Exercise: With pictures omitted, copy exactly the lines from the one containing "What's the underlying" through the end of the records below.

--- BEGIN ---

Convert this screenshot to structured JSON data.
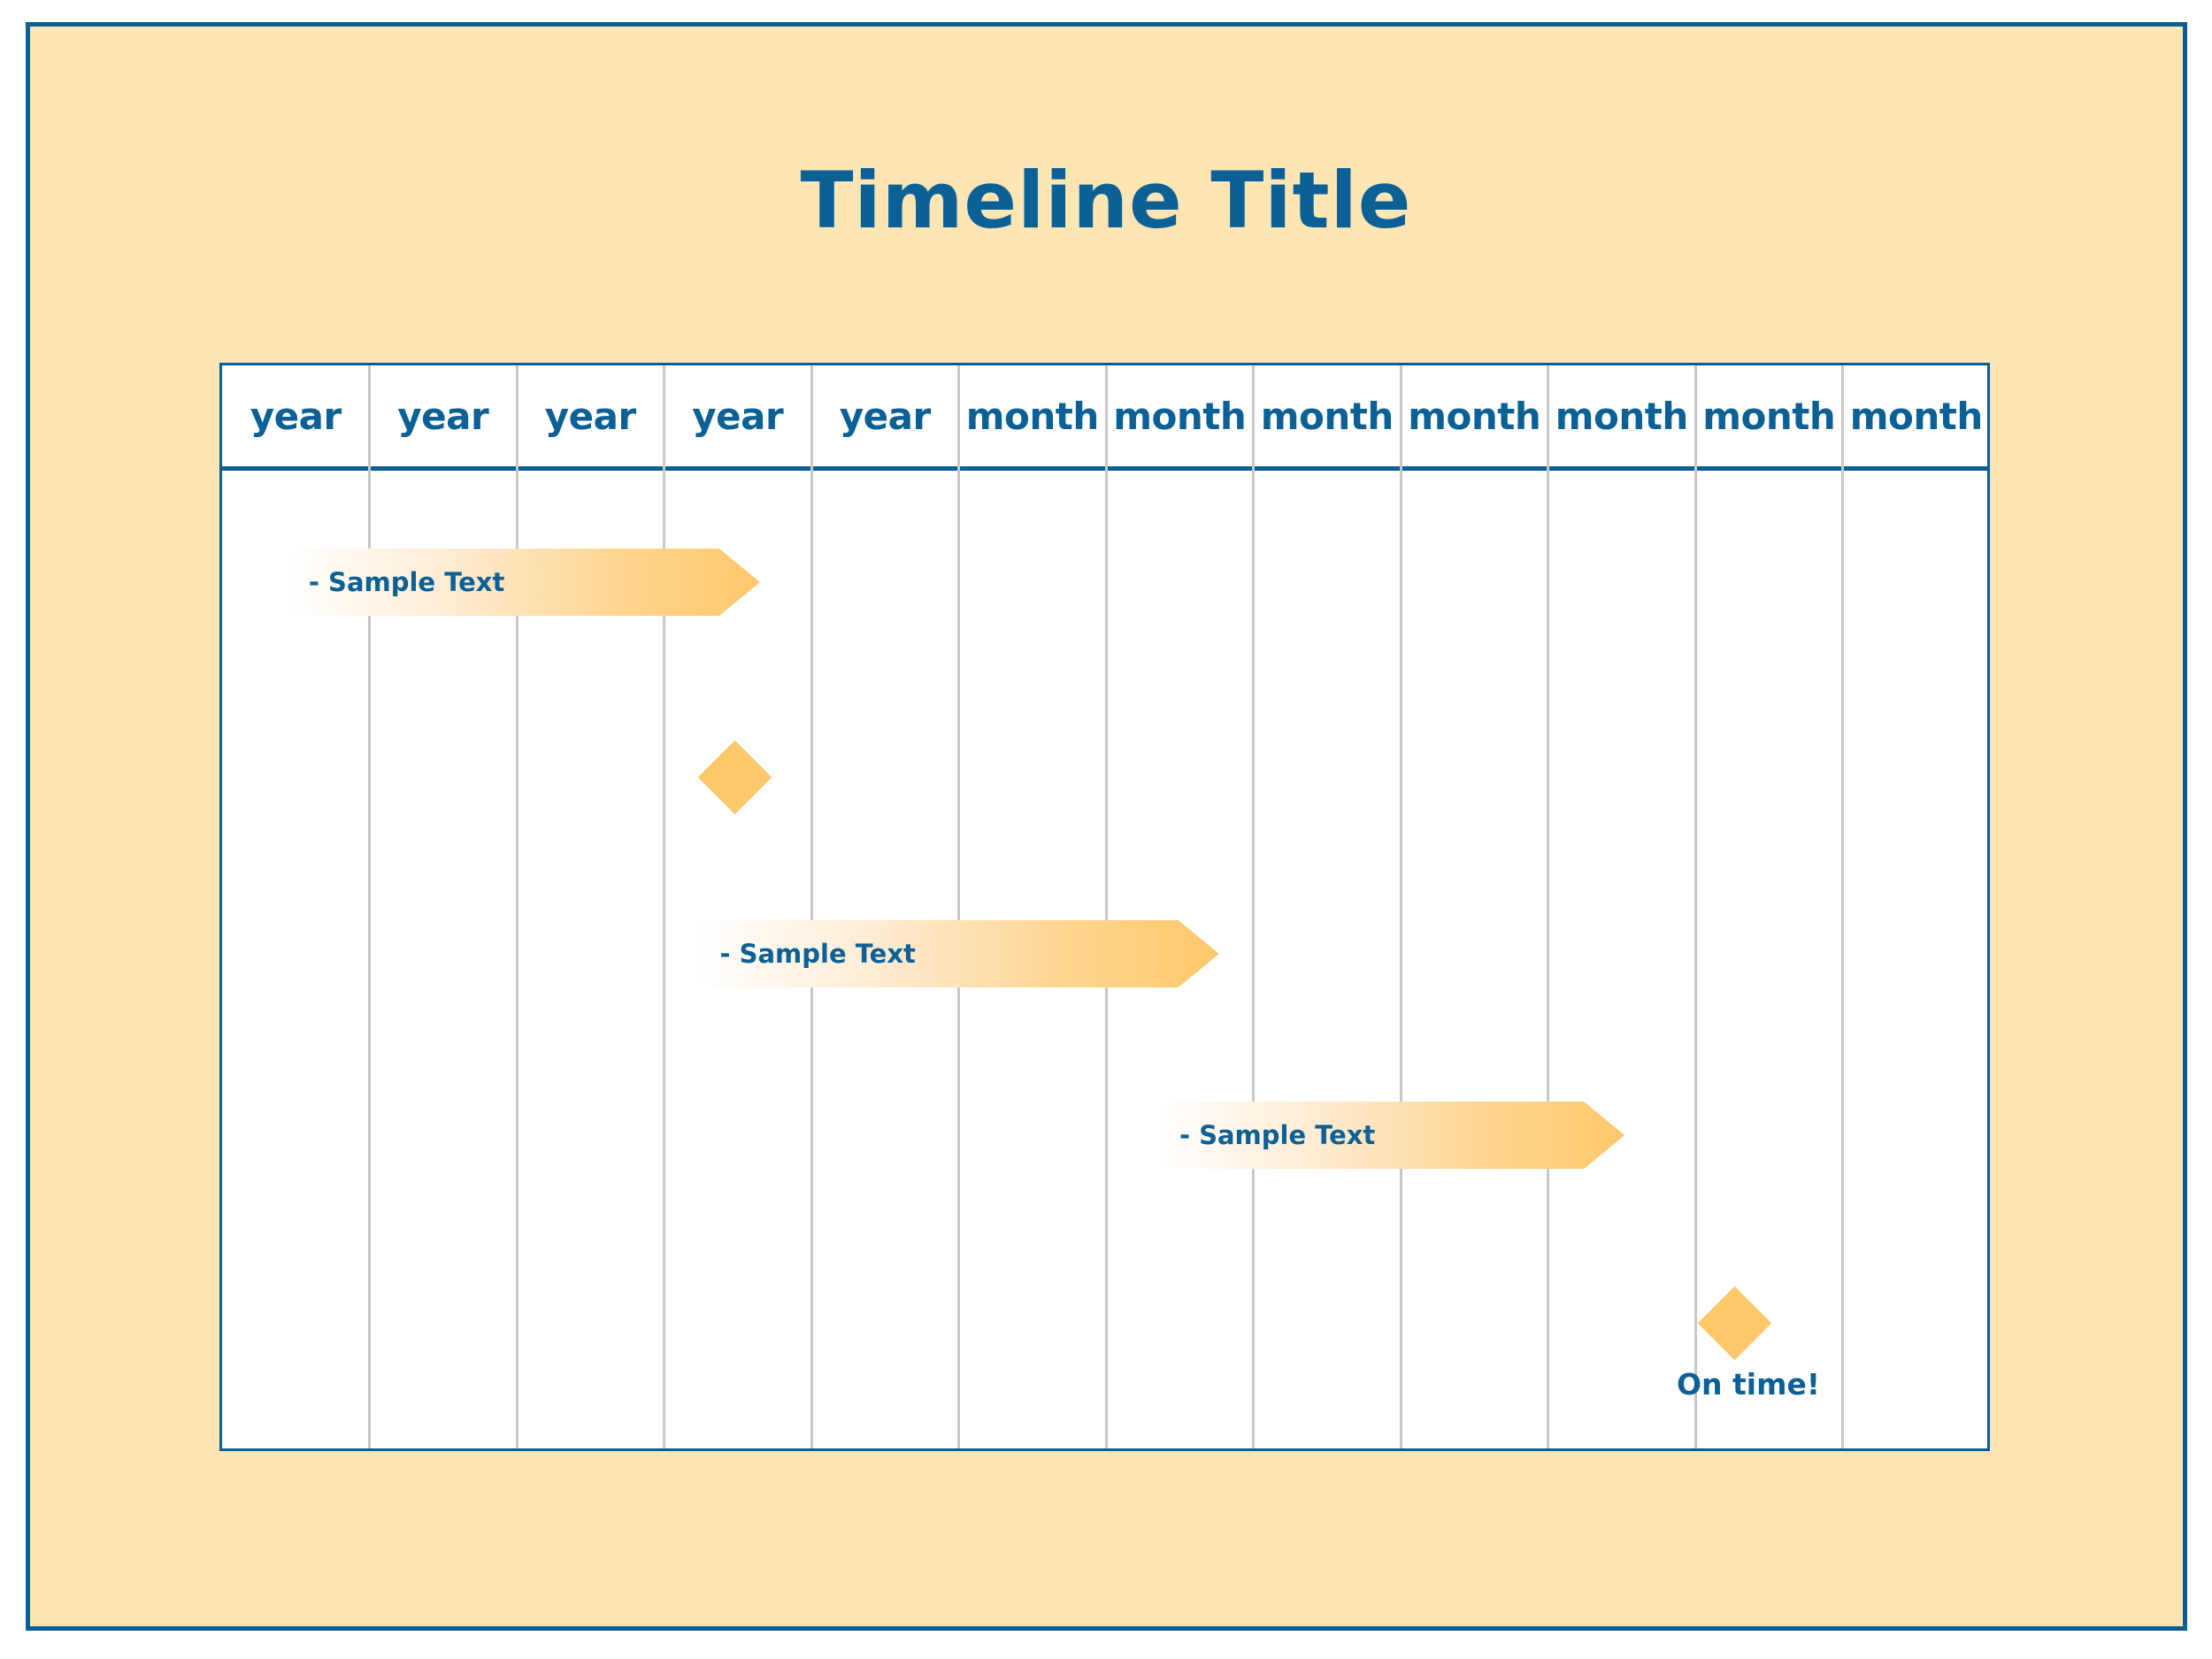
{
  "title": "Timeline Title",
  "colors": {
    "frame_border": "#0B5E96",
    "frame_fill": "#FDE5B4",
    "text": "#0B6096",
    "grid_line": "#C8C8C8",
    "accent": "#FDC86A",
    "accent_light": "#FFFFFF"
  },
  "columns": [
    {
      "label": "year"
    },
    {
      "label": "year"
    },
    {
      "label": "year"
    },
    {
      "label": "year"
    },
    {
      "label": "year"
    },
    {
      "label": "month"
    },
    {
      "label": "month"
    },
    {
      "label": "month"
    },
    {
      "label": "month"
    },
    {
      "label": "month"
    },
    {
      "label": "month"
    },
    {
      "label": "month"
    }
  ],
  "tasks": [
    {
      "label": "- Sample Text",
      "start_col": 0.42,
      "end_col": 3.65
    },
    {
      "label": "- Sample Text",
      "start_col": 3.21,
      "end_col": 6.77
    },
    {
      "label": "- Sample Text",
      "start_col": 6.33,
      "end_col": 9.52
    }
  ],
  "milestones": [
    {
      "label": "",
      "at_col": 3.48
    },
    {
      "label": "On time!",
      "at_col": 10.27
    }
  ]
}
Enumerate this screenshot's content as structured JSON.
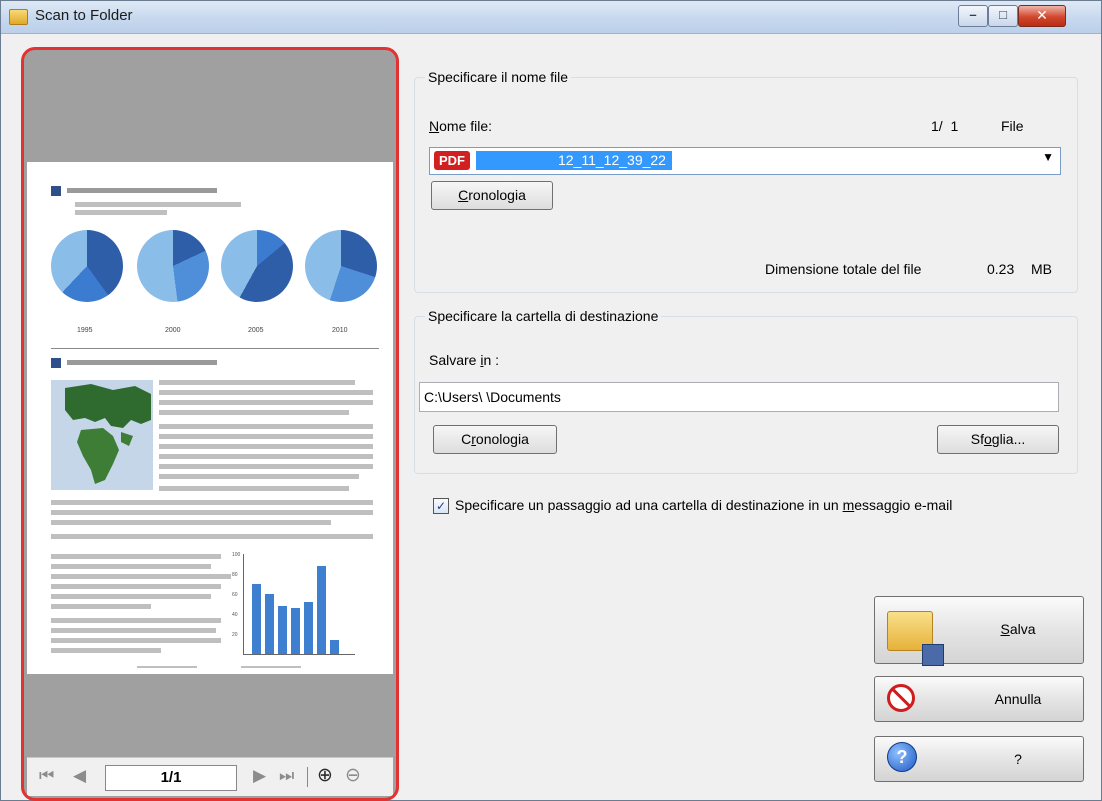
{
  "window": {
    "title": "Scan to Folder",
    "controls": {
      "minimize": "–",
      "maximize": "□",
      "close": "✕"
    }
  },
  "preview": {
    "years": [
      "1995",
      "2000",
      "2005",
      "2010"
    ],
    "chart_ticks": [
      "100",
      "80",
      "60",
      "40",
      "20"
    ],
    "navigation": {
      "page_indicator": "1/1",
      "first": "⏮",
      "previous": "◀",
      "next": "▶",
      "last": "⏭",
      "zoom_in": "⊕",
      "zoom_out": "⊖"
    }
  },
  "file_name_group": {
    "legend": "Specificare il nome file",
    "label_prefix": "N",
    "label_rest": "ome file:",
    "counter": "1/  1",
    "counter_unit": "File",
    "file_name": "12_11_12_39_22",
    "file_type_badge": "PDF",
    "history_prefix": "C",
    "history_rest": "ronologia",
    "total_size_label": "Dimensione totale del file",
    "total_size_value": "0.23",
    "total_size_unit": "MB"
  },
  "destination_group": {
    "legend": "Specificare la cartella di destinazione",
    "save_in_prefix": "Salvare ",
    "save_in_u": "i",
    "save_in_rest": "n :",
    "path": "C:\\Users\\     \\Documents",
    "history_prefix": "C",
    "history_u": "r",
    "history_rest": "onologia",
    "browse_prefix": "Sf",
    "browse_u": "o",
    "browse_rest": "glia..."
  },
  "email_option": {
    "checked": true,
    "check_mark": "✓",
    "label_prefix": "Specificare un passaggio ad una cartella di destinazione in un ",
    "label_u": "m",
    "label_rest": "essaggio e-mail"
  },
  "buttons": {
    "save_u": "S",
    "save_rest": "alva",
    "cancel": "Annulla",
    "help": "?",
    "help_icon": "?"
  }
}
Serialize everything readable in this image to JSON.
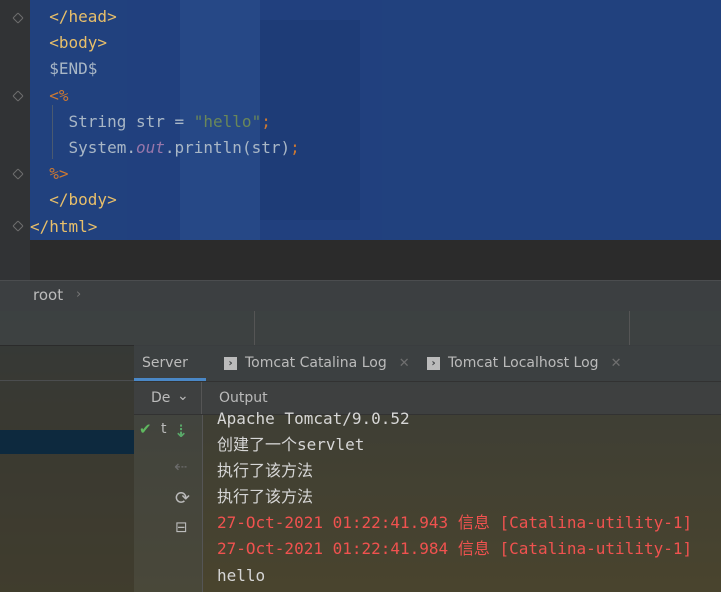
{
  "editor": {
    "lines": [
      {
        "indent": "  ",
        "tokens": [
          {
            "t": "</head>",
            "c": "tag"
          }
        ]
      },
      {
        "indent": "  ",
        "tokens": [
          {
            "t": "<body>",
            "c": "tag"
          }
        ]
      },
      {
        "indent": "  ",
        "tokens": [
          {
            "t": "$END$",
            "c": "plain"
          }
        ]
      },
      {
        "indent": "  ",
        "tokens": [
          {
            "t": "<%",
            "c": "jsp"
          }
        ]
      },
      {
        "indent": "    ",
        "tokens": [
          {
            "t": "String str = ",
            "c": "plain"
          },
          {
            "t": "\"hello\"",
            "c": "str"
          },
          {
            "t": ";",
            "c": "jsp"
          }
        ]
      },
      {
        "indent": "    ",
        "tokens": [
          {
            "t": "System.",
            "c": "plain"
          },
          {
            "t": "out",
            "c": "fld"
          },
          {
            "t": ".println(str)",
            "c": "plain"
          },
          {
            "t": ";",
            "c": "jsp"
          }
        ]
      },
      {
        "indent": "  ",
        "tokens": [
          {
            "t": "%>",
            "c": "jsp"
          }
        ]
      },
      {
        "indent": "  ",
        "tokens": [
          {
            "t": "</body>",
            "c": "tag"
          }
        ]
      },
      {
        "indent": "",
        "tokens": [
          {
            "t": "</html>",
            "c": "tag"
          }
        ]
      }
    ]
  },
  "breadcrumb": {
    "item": "root",
    "chevron": "›"
  },
  "services": {
    "tabs": [
      {
        "id": "server",
        "label": "Server",
        "active": true
      },
      {
        "id": "catalina",
        "label": "Tomcat Catalina Log",
        "icon": "console-icon",
        "closable": true
      },
      {
        "id": "localhost",
        "label": "Tomcat Localhost Log",
        "icon": "console-icon",
        "closable": true
      }
    ],
    "deployment_header": "De",
    "deployment_chevron": "⌄",
    "output_header": "Output",
    "deployment_item": "t",
    "toolbar_icons": [
      "update-icon",
      "undeploy-icon",
      "refresh-icon",
      "deploy-icon"
    ]
  },
  "output_lines": [
    {
      "text": "Apache Tomcat/9.0.52",
      "type": "normal"
    },
    {
      "text": "创建了一个servlet",
      "type": "normal"
    },
    {
      "text": "执行了该方法",
      "type": "normal"
    },
    {
      "text": "执行了该方法",
      "type": "normal"
    },
    {
      "text": "27-Oct-2021 01:22:41.943 信息 [Catalina-utility-1]",
      "type": "err"
    },
    {
      "text": "27-Oct-2021 01:22:41.984 信息 [Catalina-utility-1]",
      "type": "err"
    },
    {
      "text": "hello",
      "type": "normal"
    }
  ],
  "colors": {
    "selection": "#214283",
    "tag": "#e8bf6a",
    "jsp_delim": "#cc7832",
    "string": "#6a8759",
    "error_text": "#f0524f",
    "accent_tab": "#4a88c7"
  }
}
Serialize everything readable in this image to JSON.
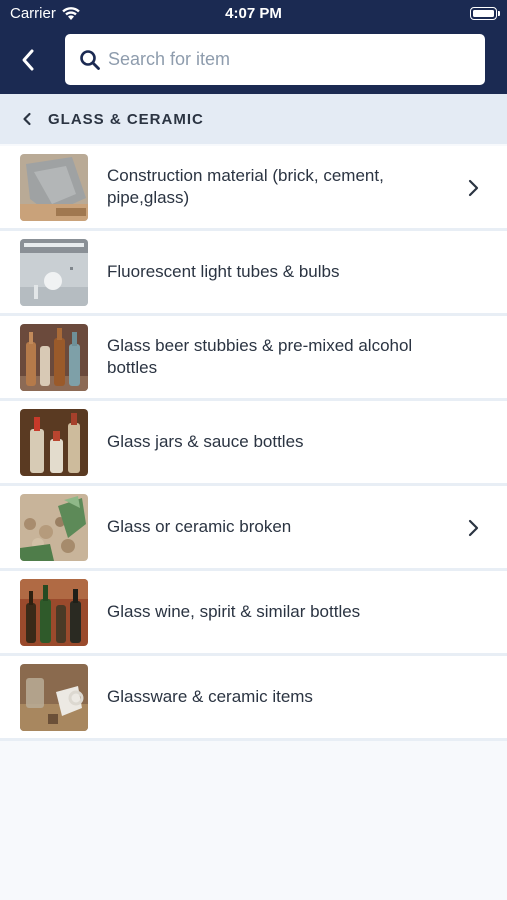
{
  "status_bar": {
    "carrier": "Carrier",
    "time": "4:07 PM"
  },
  "header": {
    "search_placeholder": "Search for item",
    "back_icon": "chevron-left-icon",
    "search_icon": "magnifier-icon"
  },
  "breadcrumb": {
    "label": "GLASS & CERAMIC"
  },
  "colors": {
    "nav": "#1b2a52",
    "breadcrumb_bg": "#e4ebf4",
    "text": "#2b3442",
    "placeholder": "#8e9cad"
  },
  "items": [
    {
      "label": "Construction material (brick, cement, pipe,glass)",
      "has_chevron": true,
      "thumbnail": "brick-photo"
    },
    {
      "label": "Fluorescent light tubes & bulbs",
      "has_chevron": false,
      "thumbnail": "bulbs-photo"
    },
    {
      "label": "Glass beer stubbies & pre-mixed alcohol bottles",
      "has_chevron": false,
      "thumbnail": "beer-bottles-photo"
    },
    {
      "label": "Glass jars & sauce bottles",
      "has_chevron": false,
      "thumbnail": "jars-photo"
    },
    {
      "label": "Glass or ceramic broken",
      "has_chevron": true,
      "thumbnail": "broken-glass-photo"
    },
    {
      "label": "Glass wine, spirit & similar bottles",
      "has_chevron": false,
      "thumbnail": "wine-bottles-photo"
    },
    {
      "label": "Glassware & ceramic items",
      "has_chevron": false,
      "thumbnail": "glassware-photo"
    }
  ]
}
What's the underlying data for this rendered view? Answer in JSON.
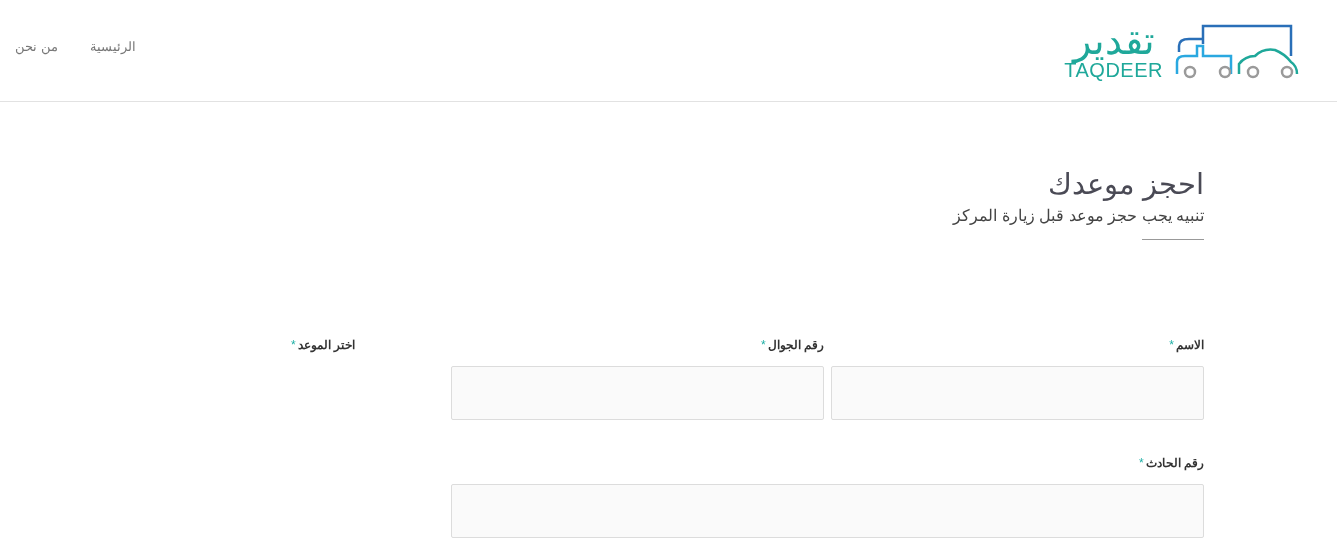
{
  "header": {
    "logo": {
      "arabic": "تقدير",
      "latin": "TAQDEER"
    },
    "nav": [
      {
        "label": "الرئيسية"
      },
      {
        "label": "من نحن"
      }
    ]
  },
  "page": {
    "title": "احجز موعدك",
    "notice": "تنبيه يجب حجز موعد قبل زيارة المركز"
  },
  "form": {
    "rows": [
      [
        {
          "label": "الاسم",
          "mark": "*",
          "kind": "input"
        },
        {
          "label": "رقم الجوال",
          "mark": "*",
          "kind": "input"
        }
      ],
      [
        {
          "label": "رقم الحادث",
          "mark": "*",
          "kind": "wide"
        }
      ]
    ],
    "side": {
      "label": "اختر الموعد",
      "mark": "*"
    }
  }
}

--- END ---

Problem solution:
What's the underlying data for this rendered view? Answer in JSON.
{
  "header": {
    "logo": {
      "arabic": "تقدير",
      "latin": "TAQDEER"
    },
    "nav": [
      {
        "label": "الرئيسية"
      },
      {
        "label": "من نحن"
      }
    ]
  },
  "page": {
    "title": "احجز موعدك",
    "notice": "تنبيه يجب حجز موعد قبل زيارة المركز"
  },
  "form": {
    "rows": [
      [
        {
          "label": "الاسم",
          "mark": "*",
          "kind": "input"
        },
        {
          "label": "رقم الجوال",
          "mark": "*",
          "kind": "input"
        }
      ],
      [
        {
          "label": "رقم الحادث",
          "mark": "*",
          "kind": "wide"
        }
      ]
    ],
    "side": {
      "label": "اختر الموعد",
      "mark": "*"
    }
  }
}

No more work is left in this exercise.